*Instructions to follow*.
Word for word, reproduce every line of the data.

*Data extract*.
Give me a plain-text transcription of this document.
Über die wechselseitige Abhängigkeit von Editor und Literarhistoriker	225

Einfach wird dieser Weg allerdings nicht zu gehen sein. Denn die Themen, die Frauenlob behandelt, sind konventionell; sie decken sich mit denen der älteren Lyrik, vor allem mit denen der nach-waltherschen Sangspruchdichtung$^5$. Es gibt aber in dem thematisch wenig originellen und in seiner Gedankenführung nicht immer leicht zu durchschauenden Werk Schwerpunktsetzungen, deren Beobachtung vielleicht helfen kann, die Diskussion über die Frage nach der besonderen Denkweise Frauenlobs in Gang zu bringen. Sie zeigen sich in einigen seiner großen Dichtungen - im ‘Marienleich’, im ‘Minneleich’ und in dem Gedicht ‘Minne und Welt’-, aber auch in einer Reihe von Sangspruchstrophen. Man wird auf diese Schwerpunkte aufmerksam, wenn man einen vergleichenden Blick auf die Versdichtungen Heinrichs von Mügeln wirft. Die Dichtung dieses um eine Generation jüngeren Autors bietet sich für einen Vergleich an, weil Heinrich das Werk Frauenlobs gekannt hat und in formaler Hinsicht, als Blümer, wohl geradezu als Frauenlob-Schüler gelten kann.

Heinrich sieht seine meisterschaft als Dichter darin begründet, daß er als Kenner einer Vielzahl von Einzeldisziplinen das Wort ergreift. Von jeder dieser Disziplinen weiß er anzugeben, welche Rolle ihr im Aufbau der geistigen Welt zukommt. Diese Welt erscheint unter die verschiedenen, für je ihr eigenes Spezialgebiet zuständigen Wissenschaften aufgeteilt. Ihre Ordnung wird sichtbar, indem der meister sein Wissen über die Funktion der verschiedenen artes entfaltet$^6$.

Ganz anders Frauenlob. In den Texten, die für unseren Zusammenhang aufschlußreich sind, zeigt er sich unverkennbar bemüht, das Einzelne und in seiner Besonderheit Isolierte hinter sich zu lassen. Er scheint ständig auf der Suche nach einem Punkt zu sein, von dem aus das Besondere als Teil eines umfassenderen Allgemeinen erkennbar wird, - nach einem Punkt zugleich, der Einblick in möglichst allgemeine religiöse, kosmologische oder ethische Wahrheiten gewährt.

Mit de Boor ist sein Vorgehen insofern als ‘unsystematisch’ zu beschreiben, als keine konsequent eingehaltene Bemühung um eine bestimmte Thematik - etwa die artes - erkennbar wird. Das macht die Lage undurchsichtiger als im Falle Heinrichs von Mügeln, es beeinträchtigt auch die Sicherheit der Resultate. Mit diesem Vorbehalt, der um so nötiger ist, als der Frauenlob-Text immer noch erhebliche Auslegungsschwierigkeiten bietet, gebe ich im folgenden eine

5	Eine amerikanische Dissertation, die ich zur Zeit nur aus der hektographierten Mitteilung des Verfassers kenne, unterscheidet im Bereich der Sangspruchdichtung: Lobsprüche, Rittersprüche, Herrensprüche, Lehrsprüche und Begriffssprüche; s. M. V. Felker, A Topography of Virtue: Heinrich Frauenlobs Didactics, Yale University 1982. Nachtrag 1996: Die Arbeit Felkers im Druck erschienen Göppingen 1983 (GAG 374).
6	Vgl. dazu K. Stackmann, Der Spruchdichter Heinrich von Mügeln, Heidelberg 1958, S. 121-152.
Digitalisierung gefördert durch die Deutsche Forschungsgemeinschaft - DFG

*Solution below*.
Give me a plain-text transcription of this document.
Über die wechselseitige Abhängigkeit von Editor und Literarhistoriker	225

Einfach wird dieser Weg allerdings nicht zu gehen sein. Denn die Themen, die Frauenlob behandelt, sind konventionell; sie decken sich mit denen der älteren Lyrik, vor allem mit denen der nach-waltherschen Sangspruchdichtung$^5$. Es gibt aber in dem thematisch wenig originellen und in seiner Gedankenführung nicht immer leicht zu durchschauenden Werk Schwerpunktsetzungen, deren Beobachtung vielleicht helfen kann, die Diskussion über die Frage nach der besonderen Denkweise Frauenlobs in Gang zu bringen. Sie zeigen sich in einigen seiner großen Dichtungen - im ‘Marienleich’, im ‘Minneleich’ und in dem Gedicht ‘Minne und Welt’-, aber auch in einer Reihe von Sangspruchstrophen. Man wird auf diese Schwerpunkte aufmerksam, wenn man einen vergleichenden Blick auf die Versdichtungen Heinrichs von Mügeln wirft. Die Dichtung dieses um eine Generation jüngeren Autors bietet sich für einen Vergleich an, weil Heinrich das Werk Frauenlobs gekannt hat und in formaler Hinsicht, als Blümer, wohl geradezu als Frauenlob-Schüler gelten kann.

Heinrich sieht seine meisterschaft als Dichter darin begründet, daß er als Kenner einer Vielzahl von Einzeldisziplinen das Wort ergreift. Von jeder dieser Disziplinen weiß er anzugeben, welche Rolle ihr im Aufbau der geistigen Welt zukommt. Diese Welt erscheint unter die verschiedenen, für je ihr eigenes Spezialgebiet zuständigen Wissenschaften aufgeteilt. Ihre Ordnung wird sichtbar, indem der meister sein Wissen über die Funktion der verschiedenen artes entfaltet$^6$.

Ganz anders Frauenlob. In den Texten, die für unseren Zusammenhang aufschlußreich sind, zeigt er sich unverkennbar bemüht, das Einzelne und in seiner Besonderheit Isolierte hinter sich zu lassen. Er scheint ständig auf der Suche nach einem Punkt zu sein, von dem aus das Besondere als Teil eines umfassenderen Allgemeinen erkennbar wird, - nach einem Punkt zugleich, der Einblick in möglichst allgemeine religiöse, kosmologische oder ethische Wahrheiten gewährt.

Mit de Boor ist sein Vorgehen insofern als ‘unsystematisch’ zu beschreiben, als keine konsequent eingehaltene Bemühung um eine bestimmte Thematik - etwa die artes - erkennbar wird. Das macht die Lage undurchsichtiger als im Falle Heinrichs von Mügeln, es beeinträchtigt auch die Sicherheit der Resultate. Mit diesem Vorbehalt, der um so nötiger ist, als der Frauenlob-Text immer noch erhebliche Auslegungsschwierigkeiten bietet, gebe ich im folgenden eine

5	Eine amerikanische Dissertation, die ich zur Zeit nur aus der hektographierten Mitteilung des Verfassers kenne, unterscheidet im Bereich der Sangspruchdichtung: Lobsprüche, Rittersprüche, Herrensprüche, Lehrsprüche und Begriffssprüche; s. M. V. Felker, A Topography of Virtue: Heinrich Frauenlobs Didactics, Yale University 1982. Nachtrag 1996: Die Arbeit Felkers im Druck erschienen Göppingen 1983 (GAG 374).
6	Vgl. dazu K. Stackmann, Der Spruchdichter Heinrich von Mügeln, Heidelberg 1958, S. 121-152.
Digitalisierung gefördert durch die Deutsche Forschungsgemeinschaft - DFG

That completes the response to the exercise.